_Short exercise:_
Where a line holds the word "Control", copy that line.

[Dataset records]
══════════════════════════════

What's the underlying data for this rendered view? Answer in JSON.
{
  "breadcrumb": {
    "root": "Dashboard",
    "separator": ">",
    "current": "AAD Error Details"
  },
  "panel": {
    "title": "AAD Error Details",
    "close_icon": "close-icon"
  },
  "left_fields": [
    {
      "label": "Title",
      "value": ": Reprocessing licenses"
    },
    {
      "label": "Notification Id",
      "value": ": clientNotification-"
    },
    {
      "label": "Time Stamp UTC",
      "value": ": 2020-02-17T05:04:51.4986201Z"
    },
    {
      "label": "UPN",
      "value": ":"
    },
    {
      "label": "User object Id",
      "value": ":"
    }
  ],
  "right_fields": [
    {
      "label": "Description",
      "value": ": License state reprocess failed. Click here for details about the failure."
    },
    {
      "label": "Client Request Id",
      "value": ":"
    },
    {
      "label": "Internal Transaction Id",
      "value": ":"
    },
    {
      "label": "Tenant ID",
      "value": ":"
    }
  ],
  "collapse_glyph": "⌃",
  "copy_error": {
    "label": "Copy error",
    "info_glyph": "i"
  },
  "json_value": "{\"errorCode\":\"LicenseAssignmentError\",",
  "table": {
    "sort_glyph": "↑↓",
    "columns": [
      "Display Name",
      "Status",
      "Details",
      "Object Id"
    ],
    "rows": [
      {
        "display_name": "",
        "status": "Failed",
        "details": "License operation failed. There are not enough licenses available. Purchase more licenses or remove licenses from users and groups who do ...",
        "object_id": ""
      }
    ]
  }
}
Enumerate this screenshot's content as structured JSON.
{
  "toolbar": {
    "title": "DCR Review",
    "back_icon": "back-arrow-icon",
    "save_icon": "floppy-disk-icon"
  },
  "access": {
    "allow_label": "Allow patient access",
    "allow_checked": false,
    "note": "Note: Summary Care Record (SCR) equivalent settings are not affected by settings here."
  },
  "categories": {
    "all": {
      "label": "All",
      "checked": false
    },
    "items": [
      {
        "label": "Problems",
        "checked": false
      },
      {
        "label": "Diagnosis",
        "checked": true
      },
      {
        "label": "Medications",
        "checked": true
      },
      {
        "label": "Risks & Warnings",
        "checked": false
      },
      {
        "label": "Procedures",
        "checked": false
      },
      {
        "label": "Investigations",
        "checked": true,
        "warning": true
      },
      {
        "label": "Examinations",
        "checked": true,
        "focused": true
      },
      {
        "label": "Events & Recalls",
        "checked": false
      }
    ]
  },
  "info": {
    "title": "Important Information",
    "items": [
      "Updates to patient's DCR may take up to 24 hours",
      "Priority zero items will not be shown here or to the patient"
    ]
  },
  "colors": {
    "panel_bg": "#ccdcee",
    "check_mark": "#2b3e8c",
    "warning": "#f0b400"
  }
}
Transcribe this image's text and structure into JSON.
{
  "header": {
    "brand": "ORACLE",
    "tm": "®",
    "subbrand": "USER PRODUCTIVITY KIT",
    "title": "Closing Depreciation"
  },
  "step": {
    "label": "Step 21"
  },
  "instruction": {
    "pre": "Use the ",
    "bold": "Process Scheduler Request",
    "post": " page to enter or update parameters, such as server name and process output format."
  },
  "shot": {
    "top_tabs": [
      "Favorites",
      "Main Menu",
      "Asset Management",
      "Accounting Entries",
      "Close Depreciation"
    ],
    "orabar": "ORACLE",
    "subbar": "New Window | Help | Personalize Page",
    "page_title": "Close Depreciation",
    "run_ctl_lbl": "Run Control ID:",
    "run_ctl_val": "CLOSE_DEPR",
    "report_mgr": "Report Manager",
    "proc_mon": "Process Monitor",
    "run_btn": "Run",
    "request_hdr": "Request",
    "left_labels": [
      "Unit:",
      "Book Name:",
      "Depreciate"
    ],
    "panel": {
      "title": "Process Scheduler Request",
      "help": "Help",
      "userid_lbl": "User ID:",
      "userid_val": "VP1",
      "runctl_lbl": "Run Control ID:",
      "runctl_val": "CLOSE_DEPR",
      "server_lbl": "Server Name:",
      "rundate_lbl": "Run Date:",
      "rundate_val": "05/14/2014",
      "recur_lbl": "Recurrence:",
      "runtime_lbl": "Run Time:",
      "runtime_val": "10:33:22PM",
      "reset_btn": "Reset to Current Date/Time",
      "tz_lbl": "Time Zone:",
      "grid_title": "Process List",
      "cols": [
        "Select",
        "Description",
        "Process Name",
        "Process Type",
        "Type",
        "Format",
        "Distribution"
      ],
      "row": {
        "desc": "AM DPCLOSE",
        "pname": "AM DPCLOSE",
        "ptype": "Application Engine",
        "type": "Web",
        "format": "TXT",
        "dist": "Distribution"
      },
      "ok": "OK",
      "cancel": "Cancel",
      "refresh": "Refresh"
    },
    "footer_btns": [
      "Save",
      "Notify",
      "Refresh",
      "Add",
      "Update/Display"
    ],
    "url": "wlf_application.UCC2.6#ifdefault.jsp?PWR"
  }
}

══════════════════════════════

_Complete response:_
    "run_ctl_lbl": "Run Control ID:",
      "runctl_lbl": "Run Control ID:",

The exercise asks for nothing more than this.